(Extracted records)
-=-=-=-=-

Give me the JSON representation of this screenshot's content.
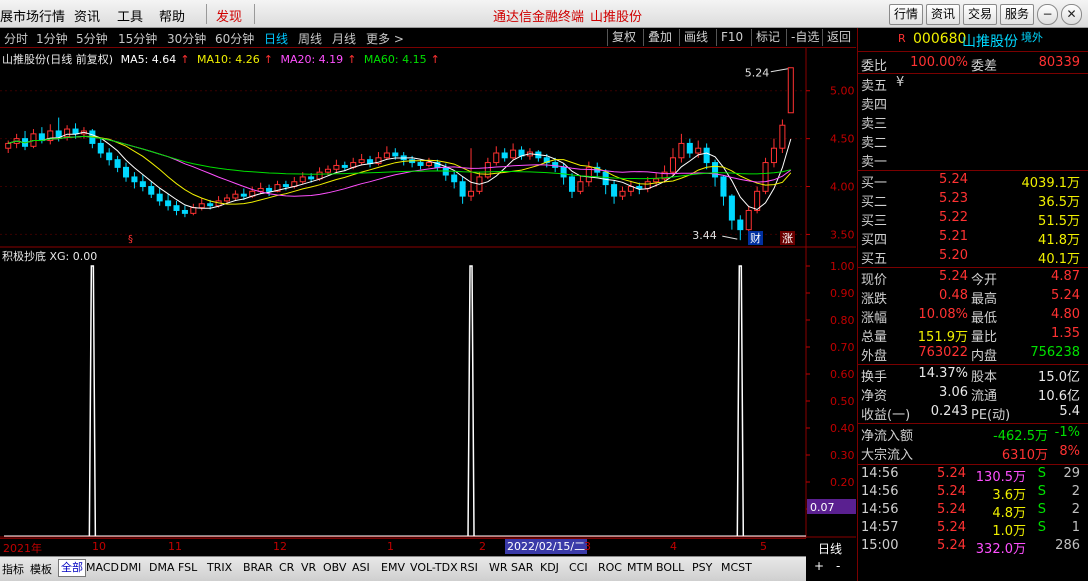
{
  "menu": {
    "items": [
      "展市场行情",
      "资讯",
      "工具",
      "帮助"
    ],
    "active_item": "发现",
    "center_title": "通达信金融终端",
    "center_stock": "山推股份",
    "buttons": [
      "行情",
      "资讯",
      "交易",
      "服务"
    ]
  },
  "periods": {
    "items": [
      "分时",
      "1分钟",
      "5分钟",
      "15分钟",
      "30分钟",
      "60分钟",
      "日线",
      "周线",
      "月线",
      "更多 >"
    ],
    "active": "日线"
  },
  "toolbar": {
    "items": [
      "复权",
      "叠加",
      "画线",
      "F10",
      "标记",
      "-自选",
      "返回"
    ]
  },
  "main_chart": {
    "title": "山推股份(日线 前复权)",
    "ma": [
      {
        "label": "MA5: 4.64",
        "color": "#ffffff"
      },
      {
        "label": "MA10: 4.26",
        "color": "#f0f000"
      },
      {
        "label": "MA20: 4.19",
        "color": "#ff50ff"
      },
      {
        "label": "MA60: 4.15",
        "color": "#00e000"
      }
    ],
    "ylim": [
      3.4,
      5.3
    ],
    "y_ticks": [
      "5.00",
      "4.50",
      "4.00",
      "3.50"
    ],
    "high_label": "5.24",
    "low_label": "3.44",
    "marks": {
      "s_mark": "§",
      "cai": "财",
      "zhang": "涨"
    },
    "candles": [
      [
        4.4,
        4.45,
        4.35,
        4.48
      ],
      [
        4.45,
        4.5,
        4.4,
        4.55
      ],
      [
        4.5,
        4.42,
        4.38,
        4.58
      ],
      [
        4.42,
        4.55,
        4.4,
        4.6
      ],
      [
        4.55,
        4.48,
        4.45,
        4.62
      ],
      [
        4.48,
        4.58,
        4.44,
        4.65
      ],
      [
        4.58,
        4.52,
        4.47,
        4.72
      ],
      [
        4.52,
        4.6,
        4.48,
        4.64
      ],
      [
        4.6,
        4.55,
        4.5,
        4.66
      ],
      [
        4.55,
        4.58,
        4.5,
        4.62
      ],
      [
        4.58,
        4.45,
        4.4,
        4.6
      ],
      [
        4.45,
        4.35,
        4.3,
        4.5
      ],
      [
        4.35,
        4.28,
        4.22,
        4.4
      ],
      [
        4.28,
        4.2,
        4.15,
        4.32
      ],
      [
        4.2,
        4.1,
        4.05,
        4.25
      ],
      [
        4.1,
        4.05,
        3.98,
        4.15
      ],
      [
        4.05,
        4.0,
        3.95,
        4.12
      ],
      [
        4.0,
        3.92,
        3.88,
        4.05
      ],
      [
        3.92,
        3.85,
        3.8,
        3.98
      ],
      [
        3.85,
        3.8,
        3.75,
        3.92
      ],
      [
        3.8,
        3.75,
        3.7,
        3.85
      ],
      [
        3.75,
        3.72,
        3.68,
        3.8
      ],
      [
        3.72,
        3.78,
        3.7,
        3.82
      ],
      [
        3.78,
        3.82,
        3.75,
        3.88
      ],
      [
        3.82,
        3.8,
        3.76,
        3.86
      ],
      [
        3.8,
        3.85,
        3.78,
        3.9
      ],
      [
        3.85,
        3.88,
        3.82,
        3.92
      ],
      [
        3.88,
        3.92,
        3.85,
        3.96
      ],
      [
        3.92,
        3.9,
        3.86,
        3.98
      ],
      [
        3.9,
        3.95,
        3.88,
        4.0
      ],
      [
        3.95,
        3.98,
        3.92,
        4.04
      ],
      [
        3.98,
        3.95,
        3.9,
        4.02
      ],
      [
        3.95,
        4.02,
        3.94,
        4.06
      ],
      [
        4.02,
        4.0,
        3.96,
        4.06
      ],
      [
        4.0,
        4.05,
        3.98,
        4.1
      ],
      [
        4.05,
        4.1,
        4.02,
        4.15
      ],
      [
        4.1,
        4.08,
        4.04,
        4.14
      ],
      [
        4.08,
        4.15,
        4.06,
        4.2
      ],
      [
        4.15,
        4.18,
        4.12,
        4.22
      ],
      [
        4.18,
        4.22,
        4.14,
        4.28
      ],
      [
        4.22,
        4.2,
        4.16,
        4.26
      ],
      [
        4.2,
        4.25,
        4.18,
        4.3
      ],
      [
        4.25,
        4.28,
        4.22,
        4.34
      ],
      [
        4.28,
        4.24,
        4.2,
        4.32
      ],
      [
        4.24,
        4.3,
        4.22,
        4.36
      ],
      [
        4.3,
        4.35,
        4.28,
        4.42
      ],
      [
        4.35,
        4.32,
        4.28,
        4.4
      ],
      [
        4.32,
        4.28,
        4.22,
        4.36
      ],
      [
        4.28,
        4.25,
        4.2,
        4.32
      ],
      [
        4.25,
        4.22,
        4.18,
        4.28
      ],
      [
        4.22,
        4.25,
        4.2,
        4.3
      ],
      [
        4.25,
        4.2,
        4.16,
        4.28
      ],
      [
        4.2,
        4.12,
        4.06,
        4.24
      ],
      [
        4.12,
        4.05,
        3.98,
        4.16
      ],
      [
        4.05,
        3.9,
        3.82,
        4.1
      ],
      [
        3.9,
        3.95,
        3.85,
        4.4
      ],
      [
        3.95,
        4.1,
        3.92,
        4.15
      ],
      [
        4.1,
        4.25,
        4.08,
        4.3
      ],
      [
        4.25,
        4.35,
        4.22,
        4.42
      ],
      [
        4.35,
        4.3,
        4.26,
        4.4
      ],
      [
        4.3,
        4.38,
        4.28,
        4.45
      ],
      [
        4.38,
        4.32,
        4.28,
        4.42
      ],
      [
        4.32,
        4.36,
        4.28,
        4.4
      ],
      [
        4.36,
        4.3,
        4.26,
        4.38
      ],
      [
        4.3,
        4.25,
        4.2,
        4.34
      ],
      [
        4.25,
        4.2,
        4.15,
        4.3
      ],
      [
        4.2,
        4.1,
        4.02,
        4.24
      ],
      [
        4.1,
        3.95,
        3.88,
        4.14
      ],
      [
        3.95,
        4.05,
        3.92,
        4.12
      ],
      [
        4.05,
        4.2,
        4.0,
        4.26
      ],
      [
        4.2,
        4.15,
        4.1,
        4.25
      ],
      [
        4.15,
        4.02,
        3.92,
        4.18
      ],
      [
        4.02,
        3.9,
        3.82,
        4.06
      ],
      [
        3.9,
        3.95,
        3.86,
        4.0
      ],
      [
        3.95,
        4.0,
        3.9,
        4.06
      ],
      [
        4.0,
        3.98,
        3.92,
        4.04
      ],
      [
        3.98,
        4.05,
        3.94,
        4.1
      ],
      [
        4.05,
        4.08,
        4.0,
        4.14
      ],
      [
        4.08,
        4.15,
        4.04,
        4.22
      ],
      [
        4.15,
        4.3,
        4.12,
        4.4
      ],
      [
        4.3,
        4.45,
        4.25,
        4.55
      ],
      [
        4.45,
        4.35,
        4.3,
        4.5
      ],
      [
        4.35,
        4.4,
        4.3,
        4.48
      ],
      [
        4.4,
        4.25,
        4.18,
        4.45
      ],
      [
        4.25,
        4.1,
        4.0,
        4.28
      ],
      [
        4.1,
        3.9,
        3.8,
        4.12
      ],
      [
        3.9,
        3.65,
        3.55,
        3.92
      ],
      [
        3.65,
        3.55,
        3.44,
        3.7
      ],
      [
        3.55,
        3.75,
        3.52,
        3.8
      ],
      [
        3.75,
        3.95,
        3.72,
        4.0
      ],
      [
        3.95,
        4.25,
        3.92,
        4.3
      ],
      [
        4.25,
        4.4,
        4.2,
        4.5
      ],
      [
        4.4,
        4.64,
        4.35,
        4.7
      ],
      [
        4.77,
        5.24,
        4.77,
        5.24
      ]
    ]
  },
  "indicator": {
    "title": "积极抄底 XG: 0.00",
    "ylim": [
      0,
      1
    ],
    "y_ticks": [
      "1.00",
      "0.90",
      "0.80",
      "0.70",
      "0.60",
      "0.50",
      "0.40",
      "0.30",
      "0.20",
      "0.10"
    ],
    "current_value": "0.07",
    "signals": [
      {
        "index": 10,
        "value": 1.0
      },
      {
        "index": 55,
        "value": 1.0
      },
      {
        "index": 87,
        "value": 1.0
      }
    ]
  },
  "date_axis": {
    "labels": [
      "2021年",
      "10",
      "11",
      "12",
      "1",
      "2",
      "3",
      "4",
      "5"
    ],
    "cursor_date": "2022/02/15/二",
    "period_label": "日线"
  },
  "indicator_tabs": {
    "items": [
      "指标",
      "模板",
      "全部",
      "MACD",
      "DMI",
      "DMA",
      "FSL",
      "TRIX",
      "BRAR",
      "CR",
      "VR",
      "OBV",
      "ASI",
      "EMV",
      "VOL-TDX",
      "RSI",
      "WR",
      "SAR",
      "KDJ",
      "CCI",
      "ROC",
      "MTM",
      "BOLL",
      "PSY",
      "MCST"
    ],
    "active": "全部",
    "extra": [
      "+",
      "-"
    ]
  },
  "quote": {
    "flag": "R",
    "code": "000680",
    "name": "山推股份",
    "tag": "境外",
    "weibi_label": "委比",
    "weibi": "100.00%",
    "weicha_label": "委差",
    "weicha": "80339",
    "sell": [
      {
        "label": "卖五",
        "price": "¥",
        "vol": ""
      },
      {
        "label": "卖四",
        "price": "",
        "vol": ""
      },
      {
        "label": "卖三",
        "price": "",
        "vol": ""
      },
      {
        "label": "卖二",
        "price": "",
        "vol": ""
      },
      {
        "label": "卖一",
        "price": "",
        "vol": ""
      }
    ],
    "buy": [
      {
        "label": "买一",
        "price": "5.24",
        "vol": "4039.1万"
      },
      {
        "label": "买二",
        "price": "5.23",
        "vol": "36.5万"
      },
      {
        "label": "买三",
        "price": "5.22",
        "vol": "51.5万"
      },
      {
        "label": "买四",
        "price": "5.21",
        "vol": "41.8万"
      },
      {
        "label": "买五",
        "price": "5.20",
        "vol": "40.1万"
      }
    ],
    "stats": [
      {
        "l1": "现价",
        "v1": "5.24",
        "c1": "red",
        "l2": "今开",
        "v2": "4.87",
        "c2": "red"
      },
      {
        "l1": "涨跌",
        "v1": "0.48",
        "c1": "red",
        "l2": "最高",
        "v2": "5.24",
        "c2": "red"
      },
      {
        "l1": "涨幅",
        "v1": "10.08%",
        "c1": "red",
        "l2": "最低",
        "v2": "4.80",
        "c2": "red"
      },
      {
        "l1": "总量",
        "v1": "151.9万",
        "c1": "yellow",
        "l2": "量比",
        "v2": "1.35",
        "c2": "red"
      },
      {
        "l1": "外盘",
        "v1": "763022",
        "c1": "red",
        "l2": "内盘",
        "v2": "756238",
        "c2": "green"
      }
    ],
    "stats2": [
      {
        "l1": "换手",
        "v1": "14.37%",
        "c1": "white",
        "l2": "股本",
        "v2": "15.0亿",
        "c2": "white"
      },
      {
        "l1": "净资",
        "v1": "3.06",
        "c1": "white",
        "l2": "流通",
        "v2": "10.6亿",
        "c2": "white"
      },
      {
        "l1": "收益(一)",
        "v1": "0.243",
        "c1": "white",
        "l2": "PE(动)",
        "v2": "5.4",
        "c2": "white"
      }
    ],
    "flows": [
      {
        "label": "净流入额",
        "value": "-462.5万",
        "pct": "-1%",
        "color": "green"
      },
      {
        "label": "大宗流入",
        "value": "6310万",
        "pct": "8%",
        "color": "red"
      }
    ],
    "ticks": [
      {
        "time": "14:56",
        "price": "5.24",
        "vol": "130.5万",
        "vc": "magenta",
        "side": "S",
        "n": "29"
      },
      {
        "time": "14:56",
        "price": "5.24",
        "vol": "3.6万",
        "vc": "yellow",
        "side": "S",
        "n": "2"
      },
      {
        "time": "14:56",
        "price": "5.24",
        "vol": "4.8万",
        "vc": "yellow",
        "side": "S",
        "n": "2"
      },
      {
        "time": "14:57",
        "price": "5.24",
        "vol": "1.0万",
        "vc": "yellow",
        "side": "S",
        "n": "1"
      },
      {
        "time": "15:00",
        "price": "5.24",
        "vol": "332.0万",
        "vc": "magenta",
        "side": "",
        "n": "286"
      }
    ]
  }
}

-=-=-=-=-

◆ **What is being asked**
All lines above with "color" in them should be returned.

◆ **Exercise answer**
        "color": "#ffffff"
        "color": "#f0f000"
        "color": "#ff50ff"
        "color": "#00e000"
        "color": "green"
        "color": "red"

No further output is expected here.